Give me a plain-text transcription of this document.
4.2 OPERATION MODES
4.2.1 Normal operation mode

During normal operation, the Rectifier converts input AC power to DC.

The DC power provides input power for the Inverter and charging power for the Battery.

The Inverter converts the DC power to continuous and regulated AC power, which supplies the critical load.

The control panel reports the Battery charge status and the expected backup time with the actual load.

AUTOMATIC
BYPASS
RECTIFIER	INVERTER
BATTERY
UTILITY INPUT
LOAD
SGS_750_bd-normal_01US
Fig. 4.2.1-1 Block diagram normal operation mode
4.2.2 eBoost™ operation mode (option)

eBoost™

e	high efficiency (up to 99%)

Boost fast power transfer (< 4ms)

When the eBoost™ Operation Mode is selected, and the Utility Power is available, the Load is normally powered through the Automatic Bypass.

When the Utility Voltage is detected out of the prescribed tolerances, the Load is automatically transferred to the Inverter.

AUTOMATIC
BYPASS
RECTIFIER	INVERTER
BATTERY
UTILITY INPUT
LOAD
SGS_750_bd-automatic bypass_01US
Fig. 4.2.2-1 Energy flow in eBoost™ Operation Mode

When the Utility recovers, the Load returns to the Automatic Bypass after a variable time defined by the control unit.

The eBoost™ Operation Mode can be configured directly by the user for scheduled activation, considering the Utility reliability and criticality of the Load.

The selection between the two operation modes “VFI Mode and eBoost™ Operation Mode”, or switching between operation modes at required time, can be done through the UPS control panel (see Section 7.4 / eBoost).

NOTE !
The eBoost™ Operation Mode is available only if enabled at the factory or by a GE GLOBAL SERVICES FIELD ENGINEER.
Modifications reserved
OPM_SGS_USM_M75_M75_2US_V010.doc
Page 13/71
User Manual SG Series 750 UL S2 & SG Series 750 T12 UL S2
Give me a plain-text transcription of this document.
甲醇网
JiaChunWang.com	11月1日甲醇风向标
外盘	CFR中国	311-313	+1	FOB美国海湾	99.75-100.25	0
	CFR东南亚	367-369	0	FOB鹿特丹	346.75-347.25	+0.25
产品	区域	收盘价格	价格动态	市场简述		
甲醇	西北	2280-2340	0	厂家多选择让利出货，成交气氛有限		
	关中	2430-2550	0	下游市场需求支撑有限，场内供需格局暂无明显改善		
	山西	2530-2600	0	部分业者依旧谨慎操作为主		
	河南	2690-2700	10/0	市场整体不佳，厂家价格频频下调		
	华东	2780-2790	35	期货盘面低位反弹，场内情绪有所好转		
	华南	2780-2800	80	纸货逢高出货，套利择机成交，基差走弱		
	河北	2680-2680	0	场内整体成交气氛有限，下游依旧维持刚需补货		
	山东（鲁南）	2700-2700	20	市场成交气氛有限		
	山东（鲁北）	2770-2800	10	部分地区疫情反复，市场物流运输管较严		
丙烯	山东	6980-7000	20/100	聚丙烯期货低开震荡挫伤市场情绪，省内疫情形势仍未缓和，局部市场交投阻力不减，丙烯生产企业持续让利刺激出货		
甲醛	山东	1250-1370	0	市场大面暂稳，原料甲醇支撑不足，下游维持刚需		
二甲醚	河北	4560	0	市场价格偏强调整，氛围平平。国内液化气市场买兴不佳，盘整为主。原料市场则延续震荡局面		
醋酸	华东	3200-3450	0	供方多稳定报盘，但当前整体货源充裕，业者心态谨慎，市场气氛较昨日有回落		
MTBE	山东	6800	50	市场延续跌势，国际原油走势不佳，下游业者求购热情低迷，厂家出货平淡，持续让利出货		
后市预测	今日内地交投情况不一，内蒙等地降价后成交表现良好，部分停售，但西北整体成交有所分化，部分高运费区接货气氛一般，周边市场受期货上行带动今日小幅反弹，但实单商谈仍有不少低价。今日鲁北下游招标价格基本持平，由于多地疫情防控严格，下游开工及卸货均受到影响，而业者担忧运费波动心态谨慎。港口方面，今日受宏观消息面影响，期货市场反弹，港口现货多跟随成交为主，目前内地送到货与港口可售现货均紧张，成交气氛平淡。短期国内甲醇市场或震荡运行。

──────────────────────────────

Identify every line above with the string "When" in it. Copy those lines.

◆ **Result**:
When the eBoost™ Operation Mode is selected, and the Utility Power is available, the Load is normally powered through the Automatic Bypass.
When the Utility Voltage is detected out of the prescribed tolerances, the Load is automatically transferred to the Inverter.
When the Utility recovers, the Load returns to the Automatic Bypass after a variable time defined by the control unit.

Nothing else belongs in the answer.